Collect the lines of the entries where "uzyskanego" shows up.

• • • • •

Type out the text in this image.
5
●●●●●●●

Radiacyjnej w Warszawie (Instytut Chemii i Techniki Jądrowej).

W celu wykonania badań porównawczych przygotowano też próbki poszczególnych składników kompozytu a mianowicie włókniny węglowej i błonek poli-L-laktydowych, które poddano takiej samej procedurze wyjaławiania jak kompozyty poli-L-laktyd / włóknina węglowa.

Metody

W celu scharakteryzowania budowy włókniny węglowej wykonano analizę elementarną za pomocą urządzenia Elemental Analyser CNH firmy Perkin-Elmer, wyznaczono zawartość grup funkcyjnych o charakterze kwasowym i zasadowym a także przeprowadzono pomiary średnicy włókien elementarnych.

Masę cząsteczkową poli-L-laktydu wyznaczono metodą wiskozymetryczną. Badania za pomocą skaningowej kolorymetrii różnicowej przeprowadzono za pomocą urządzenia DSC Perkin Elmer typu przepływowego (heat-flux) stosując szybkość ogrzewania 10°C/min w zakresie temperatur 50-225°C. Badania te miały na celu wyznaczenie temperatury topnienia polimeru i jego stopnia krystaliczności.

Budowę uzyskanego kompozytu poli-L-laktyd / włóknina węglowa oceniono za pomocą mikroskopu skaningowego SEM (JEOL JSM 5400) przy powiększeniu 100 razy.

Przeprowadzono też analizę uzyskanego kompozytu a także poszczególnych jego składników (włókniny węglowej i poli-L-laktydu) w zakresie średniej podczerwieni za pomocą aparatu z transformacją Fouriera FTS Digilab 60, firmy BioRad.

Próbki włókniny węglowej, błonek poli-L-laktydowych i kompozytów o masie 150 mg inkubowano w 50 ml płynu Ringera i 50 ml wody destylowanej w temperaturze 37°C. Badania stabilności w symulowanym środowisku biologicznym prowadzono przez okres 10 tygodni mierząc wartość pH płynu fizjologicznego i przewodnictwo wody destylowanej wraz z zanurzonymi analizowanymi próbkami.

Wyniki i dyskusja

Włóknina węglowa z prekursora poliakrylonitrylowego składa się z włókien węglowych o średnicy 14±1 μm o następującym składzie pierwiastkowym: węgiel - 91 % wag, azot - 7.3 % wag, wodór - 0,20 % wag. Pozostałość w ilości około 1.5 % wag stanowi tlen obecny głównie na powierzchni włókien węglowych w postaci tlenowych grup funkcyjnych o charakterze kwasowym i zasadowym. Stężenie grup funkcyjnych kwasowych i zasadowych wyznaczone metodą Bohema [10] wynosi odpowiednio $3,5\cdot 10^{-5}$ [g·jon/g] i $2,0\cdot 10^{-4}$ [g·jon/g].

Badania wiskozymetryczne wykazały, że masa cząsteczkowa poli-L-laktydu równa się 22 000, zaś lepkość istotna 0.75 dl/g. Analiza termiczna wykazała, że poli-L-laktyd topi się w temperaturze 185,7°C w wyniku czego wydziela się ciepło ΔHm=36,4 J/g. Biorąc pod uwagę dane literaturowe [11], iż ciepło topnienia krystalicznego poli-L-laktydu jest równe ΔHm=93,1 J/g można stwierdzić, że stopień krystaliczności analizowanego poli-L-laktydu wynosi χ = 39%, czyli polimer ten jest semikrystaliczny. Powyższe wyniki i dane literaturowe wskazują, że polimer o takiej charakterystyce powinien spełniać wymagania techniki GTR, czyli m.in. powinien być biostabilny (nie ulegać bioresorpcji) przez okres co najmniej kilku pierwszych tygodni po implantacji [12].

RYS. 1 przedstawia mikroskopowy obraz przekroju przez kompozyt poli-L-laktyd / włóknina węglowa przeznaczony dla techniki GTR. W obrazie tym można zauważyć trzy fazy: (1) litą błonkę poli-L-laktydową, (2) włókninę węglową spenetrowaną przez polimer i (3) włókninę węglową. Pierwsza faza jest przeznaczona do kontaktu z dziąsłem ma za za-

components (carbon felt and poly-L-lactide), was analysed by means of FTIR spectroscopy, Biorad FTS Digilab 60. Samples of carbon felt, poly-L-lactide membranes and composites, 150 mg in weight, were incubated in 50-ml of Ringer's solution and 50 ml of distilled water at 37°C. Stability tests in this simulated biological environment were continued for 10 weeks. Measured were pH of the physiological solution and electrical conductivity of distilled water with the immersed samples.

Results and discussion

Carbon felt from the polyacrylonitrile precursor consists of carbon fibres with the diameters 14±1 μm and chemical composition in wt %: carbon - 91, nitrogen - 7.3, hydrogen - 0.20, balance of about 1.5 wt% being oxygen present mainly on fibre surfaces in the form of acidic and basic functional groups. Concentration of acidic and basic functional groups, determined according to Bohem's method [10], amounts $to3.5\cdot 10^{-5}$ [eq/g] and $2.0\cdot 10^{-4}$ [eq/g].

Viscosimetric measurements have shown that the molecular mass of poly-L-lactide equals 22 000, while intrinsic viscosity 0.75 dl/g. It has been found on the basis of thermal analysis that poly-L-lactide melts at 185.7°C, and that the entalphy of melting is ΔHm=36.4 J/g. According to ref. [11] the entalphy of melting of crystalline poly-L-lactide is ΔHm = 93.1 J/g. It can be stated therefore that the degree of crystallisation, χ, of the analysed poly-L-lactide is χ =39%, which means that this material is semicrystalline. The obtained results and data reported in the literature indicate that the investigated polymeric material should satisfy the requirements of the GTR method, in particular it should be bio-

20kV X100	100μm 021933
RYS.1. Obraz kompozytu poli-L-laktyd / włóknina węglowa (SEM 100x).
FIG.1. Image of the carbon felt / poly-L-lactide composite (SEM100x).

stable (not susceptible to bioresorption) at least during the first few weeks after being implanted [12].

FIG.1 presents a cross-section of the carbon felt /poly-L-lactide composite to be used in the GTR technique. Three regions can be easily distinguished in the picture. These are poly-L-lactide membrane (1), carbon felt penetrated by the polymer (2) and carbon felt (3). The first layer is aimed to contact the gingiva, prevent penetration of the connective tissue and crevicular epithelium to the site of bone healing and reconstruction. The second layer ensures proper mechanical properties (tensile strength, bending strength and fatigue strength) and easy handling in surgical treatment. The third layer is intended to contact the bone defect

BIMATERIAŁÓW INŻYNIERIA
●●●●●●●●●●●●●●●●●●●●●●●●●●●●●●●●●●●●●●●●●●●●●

• • • • •

Solution to this task →
Budowę uzyskanego kompozytu poli-L-laktyd / włóknina węglowa oceniono za pomocą mikroskopu skaningowego SEM (JEOL JSM 5400) przy powiększeniu 100 razy.
Przeprowadzono też analizę uzyskanego kompozytu a także poszczególnych jego składników (włókniny węglowej i poli-L-laktydu) w zakresie średniej podczerwieni za pomocą aparatu z transformacją Fouriera FTS Digilab 60, firmy BioRad.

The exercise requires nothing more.